## EXERCISE BRIEF
Locate and copy all lines bearing the word "color".

○ ○ ○ ○ ○ ○ ○

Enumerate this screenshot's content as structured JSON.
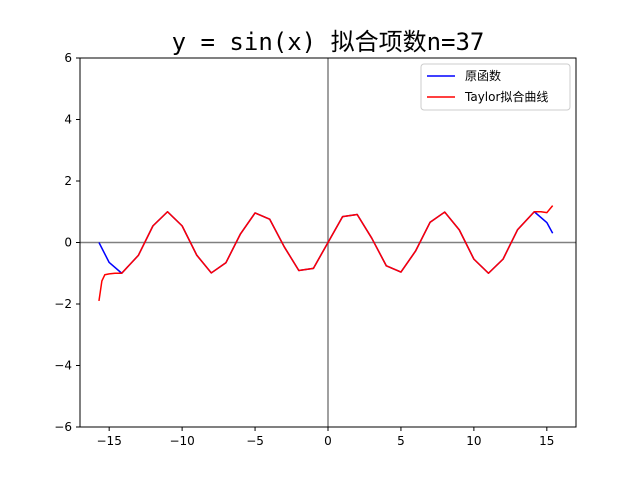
{
  "chart_data": {
    "type": "line",
    "title": "y = sin(x)  拟合项数n=37",
    "xlim": [
      -17,
      17
    ],
    "ylim": [
      -6,
      6
    ],
    "xticks": [
      -15,
      -10,
      -5,
      0,
      5,
      10,
      15
    ],
    "xtick_labels": [
      "−15",
      "−10",
      "−5",
      "0",
      "5",
      "10",
      "15"
    ],
    "yticks": [
      -6,
      -4,
      -2,
      0,
      2,
      4,
      6
    ],
    "ytick_labels": [
      "−6",
      "−4",
      "−2",
      "0",
      "2",
      "4",
      "6"
    ],
    "grid": false,
    "reference_lines": {
      "horizontal_y": 0,
      "vertical_x": 0,
      "color": "#808080"
    },
    "legend_position": "top-right",
    "x_range": [
      -15.7,
      15.4
    ],
    "series": [
      {
        "name": "原函数",
        "color": "#0000ff",
        "function": "sin(x)",
        "x": [
          -15.7,
          -15.0,
          -14.14,
          -13.0,
          -12.0,
          -11.0,
          -10.0,
          -9.0,
          -8.0,
          -7.0,
          -6.0,
          -5.0,
          -4.0,
          -3.0,
          -2.0,
          -1.0,
          0.0,
          1.0,
          2.0,
          3.0,
          4.0,
          5.0,
          6.0,
          7.0,
          8.0,
          9.0,
          10.0,
          11.0,
          12.0,
          13.0,
          14.14,
          15.0,
          15.4
        ],
        "y": [
          0.0,
          -0.65,
          -1.0,
          -0.42,
          0.54,
          1.0,
          0.54,
          -0.41,
          -0.99,
          -0.66,
          0.28,
          0.96,
          0.76,
          -0.14,
          -0.91,
          -0.84,
          0.0,
          0.84,
          0.91,
          0.14,
          -0.76,
          -0.96,
          -0.28,
          0.66,
          0.99,
          0.41,
          -0.54,
          -1.0,
          -0.54,
          0.42,
          1.0,
          0.65,
          0.3
        ]
      },
      {
        "name": "Taylor拟合曲线",
        "color": "#ff0000",
        "function": "Taylor series of sin(x), 37 terms",
        "x": [
          -15.7,
          -15.5,
          -15.3,
          -15.0,
          -14.6,
          -14.14,
          -13.0,
          -12.0,
          -11.0,
          -10.0,
          -9.0,
          -8.0,
          -7.0,
          -6.0,
          -5.0,
          -4.0,
          -3.0,
          -2.0,
          -1.0,
          0.0,
          1.0,
          2.0,
          3.0,
          4.0,
          5.0,
          6.0,
          7.0,
          8.0,
          9.0,
          10.0,
          11.0,
          12.0,
          13.0,
          14.14,
          14.6,
          15.0,
          15.4
        ],
        "y": [
          -1.9,
          -1.25,
          -1.05,
          -1.02,
          -1.0,
          -1.0,
          -0.42,
          0.54,
          1.0,
          0.54,
          -0.41,
          -0.99,
          -0.66,
          0.28,
          0.96,
          0.76,
          -0.14,
          -0.91,
          -0.84,
          0.0,
          0.84,
          0.91,
          0.14,
          -0.76,
          -0.96,
          -0.28,
          0.66,
          0.99,
          0.41,
          -0.54,
          -1.0,
          -0.54,
          0.42,
          1.0,
          1.0,
          0.97,
          1.2
        ]
      }
    ]
  }
}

○ ○ ○ ○ ○ ○ ○

## TASK OUTPUT
      "color": "#808080"
        "color": "#0000ff",
        "color": "#ff0000",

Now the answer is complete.